## Set exercise:
Return all lines from the listing below in which the string "name" occurs.
>> START Dataset rows
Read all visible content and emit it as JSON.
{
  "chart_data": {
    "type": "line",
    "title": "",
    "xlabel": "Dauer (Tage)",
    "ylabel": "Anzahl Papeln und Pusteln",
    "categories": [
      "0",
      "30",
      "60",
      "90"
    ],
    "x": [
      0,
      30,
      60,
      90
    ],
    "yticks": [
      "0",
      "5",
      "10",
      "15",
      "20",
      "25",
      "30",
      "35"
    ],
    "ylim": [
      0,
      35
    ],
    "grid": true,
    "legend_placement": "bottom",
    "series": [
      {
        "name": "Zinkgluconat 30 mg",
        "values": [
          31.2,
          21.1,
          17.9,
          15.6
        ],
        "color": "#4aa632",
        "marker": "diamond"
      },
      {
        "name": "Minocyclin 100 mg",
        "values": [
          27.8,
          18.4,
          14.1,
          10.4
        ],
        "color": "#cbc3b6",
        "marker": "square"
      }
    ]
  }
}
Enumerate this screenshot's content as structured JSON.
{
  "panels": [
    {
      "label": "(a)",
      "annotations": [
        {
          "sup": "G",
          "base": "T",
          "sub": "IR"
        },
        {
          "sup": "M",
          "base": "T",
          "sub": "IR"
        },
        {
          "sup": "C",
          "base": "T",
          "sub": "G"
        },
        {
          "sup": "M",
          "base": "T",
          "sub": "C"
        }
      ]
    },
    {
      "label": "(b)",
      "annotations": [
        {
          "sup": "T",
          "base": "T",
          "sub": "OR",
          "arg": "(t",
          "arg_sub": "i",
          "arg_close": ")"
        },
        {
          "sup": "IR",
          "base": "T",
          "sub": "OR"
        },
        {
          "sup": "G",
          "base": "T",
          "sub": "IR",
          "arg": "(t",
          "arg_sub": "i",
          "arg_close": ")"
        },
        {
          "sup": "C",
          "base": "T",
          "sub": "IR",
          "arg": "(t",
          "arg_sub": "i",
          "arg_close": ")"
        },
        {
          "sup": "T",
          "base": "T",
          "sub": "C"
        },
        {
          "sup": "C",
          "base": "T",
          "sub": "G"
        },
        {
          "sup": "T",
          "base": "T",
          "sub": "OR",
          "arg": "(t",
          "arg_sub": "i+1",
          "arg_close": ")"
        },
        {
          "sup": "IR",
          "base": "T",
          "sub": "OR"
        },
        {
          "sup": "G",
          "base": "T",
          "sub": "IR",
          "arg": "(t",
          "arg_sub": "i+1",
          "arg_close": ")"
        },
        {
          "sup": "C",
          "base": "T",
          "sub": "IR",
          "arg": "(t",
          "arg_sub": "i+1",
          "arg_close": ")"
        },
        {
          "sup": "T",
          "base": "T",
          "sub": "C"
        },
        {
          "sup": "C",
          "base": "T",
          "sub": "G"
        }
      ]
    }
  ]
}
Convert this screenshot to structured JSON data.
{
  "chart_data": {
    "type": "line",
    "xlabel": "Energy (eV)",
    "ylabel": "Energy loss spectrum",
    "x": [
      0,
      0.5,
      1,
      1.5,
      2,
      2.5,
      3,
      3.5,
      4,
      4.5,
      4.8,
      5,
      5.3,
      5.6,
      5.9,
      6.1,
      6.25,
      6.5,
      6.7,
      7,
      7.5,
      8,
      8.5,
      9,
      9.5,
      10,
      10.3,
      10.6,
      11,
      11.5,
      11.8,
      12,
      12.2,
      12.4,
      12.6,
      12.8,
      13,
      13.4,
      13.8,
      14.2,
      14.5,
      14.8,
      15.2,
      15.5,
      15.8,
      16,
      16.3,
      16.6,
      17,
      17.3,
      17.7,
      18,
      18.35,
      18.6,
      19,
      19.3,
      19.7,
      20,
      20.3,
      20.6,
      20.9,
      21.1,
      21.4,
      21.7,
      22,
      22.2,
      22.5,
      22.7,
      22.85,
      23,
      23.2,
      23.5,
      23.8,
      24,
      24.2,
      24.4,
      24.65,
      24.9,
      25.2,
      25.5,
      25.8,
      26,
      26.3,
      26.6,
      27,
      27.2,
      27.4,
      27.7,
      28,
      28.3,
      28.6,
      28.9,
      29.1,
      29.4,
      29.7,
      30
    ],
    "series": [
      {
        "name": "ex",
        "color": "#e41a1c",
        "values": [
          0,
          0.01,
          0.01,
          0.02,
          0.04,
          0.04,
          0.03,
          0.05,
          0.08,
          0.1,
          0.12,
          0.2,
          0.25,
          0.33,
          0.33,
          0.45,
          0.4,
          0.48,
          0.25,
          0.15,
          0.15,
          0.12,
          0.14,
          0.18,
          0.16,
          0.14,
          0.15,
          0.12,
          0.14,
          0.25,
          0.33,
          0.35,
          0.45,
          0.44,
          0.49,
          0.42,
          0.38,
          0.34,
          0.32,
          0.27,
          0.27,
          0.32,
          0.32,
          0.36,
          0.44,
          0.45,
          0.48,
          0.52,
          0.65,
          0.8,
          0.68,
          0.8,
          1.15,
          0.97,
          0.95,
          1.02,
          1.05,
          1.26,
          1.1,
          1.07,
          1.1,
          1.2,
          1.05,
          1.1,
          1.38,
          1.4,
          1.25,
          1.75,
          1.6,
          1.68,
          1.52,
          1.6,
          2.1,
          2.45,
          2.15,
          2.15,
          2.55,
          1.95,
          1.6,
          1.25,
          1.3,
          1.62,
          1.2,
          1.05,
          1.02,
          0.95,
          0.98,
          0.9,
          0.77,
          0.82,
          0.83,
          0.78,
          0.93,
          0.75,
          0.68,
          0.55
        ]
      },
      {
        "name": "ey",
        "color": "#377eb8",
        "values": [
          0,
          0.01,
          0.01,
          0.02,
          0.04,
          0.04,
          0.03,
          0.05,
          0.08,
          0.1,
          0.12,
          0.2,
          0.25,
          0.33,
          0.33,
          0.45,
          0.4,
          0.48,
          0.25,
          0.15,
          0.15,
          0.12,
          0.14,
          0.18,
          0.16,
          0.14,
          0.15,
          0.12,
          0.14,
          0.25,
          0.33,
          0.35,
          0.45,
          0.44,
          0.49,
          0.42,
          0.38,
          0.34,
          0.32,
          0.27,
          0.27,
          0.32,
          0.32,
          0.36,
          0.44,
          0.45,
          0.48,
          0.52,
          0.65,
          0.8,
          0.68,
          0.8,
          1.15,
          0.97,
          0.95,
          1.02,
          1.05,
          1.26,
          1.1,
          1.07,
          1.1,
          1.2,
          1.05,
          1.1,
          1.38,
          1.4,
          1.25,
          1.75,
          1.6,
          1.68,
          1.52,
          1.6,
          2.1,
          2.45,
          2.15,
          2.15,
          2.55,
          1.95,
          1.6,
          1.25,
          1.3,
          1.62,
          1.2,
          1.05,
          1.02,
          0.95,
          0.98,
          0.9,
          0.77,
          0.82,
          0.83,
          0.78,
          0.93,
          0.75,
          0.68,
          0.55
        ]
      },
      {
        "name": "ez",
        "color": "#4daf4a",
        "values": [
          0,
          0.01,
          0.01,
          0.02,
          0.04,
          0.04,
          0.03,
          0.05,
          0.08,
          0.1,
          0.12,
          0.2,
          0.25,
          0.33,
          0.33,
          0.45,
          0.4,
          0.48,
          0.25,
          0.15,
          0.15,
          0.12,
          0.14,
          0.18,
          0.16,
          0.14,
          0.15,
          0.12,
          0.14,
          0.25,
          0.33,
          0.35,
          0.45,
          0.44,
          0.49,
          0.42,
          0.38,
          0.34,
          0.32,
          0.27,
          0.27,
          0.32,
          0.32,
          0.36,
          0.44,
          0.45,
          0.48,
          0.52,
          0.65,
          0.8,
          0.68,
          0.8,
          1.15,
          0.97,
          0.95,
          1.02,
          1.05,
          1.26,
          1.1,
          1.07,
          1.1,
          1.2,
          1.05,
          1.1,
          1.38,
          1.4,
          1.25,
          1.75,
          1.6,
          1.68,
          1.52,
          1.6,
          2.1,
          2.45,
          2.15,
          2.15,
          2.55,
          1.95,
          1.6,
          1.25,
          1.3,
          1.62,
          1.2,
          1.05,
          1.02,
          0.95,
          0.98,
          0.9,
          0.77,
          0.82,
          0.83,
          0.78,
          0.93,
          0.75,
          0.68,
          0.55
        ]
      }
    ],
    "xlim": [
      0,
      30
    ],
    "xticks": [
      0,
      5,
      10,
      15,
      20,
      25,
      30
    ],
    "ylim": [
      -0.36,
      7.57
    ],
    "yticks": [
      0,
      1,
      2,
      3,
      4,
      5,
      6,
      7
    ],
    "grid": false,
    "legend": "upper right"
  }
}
>> END Dataset rows
## Correct result:
        "name": "Zinkgluconat 30 mg",
        "name": "Minocyclin 100 mg",
        "name": "ex",
        "name": "ey",
        "name": "ez",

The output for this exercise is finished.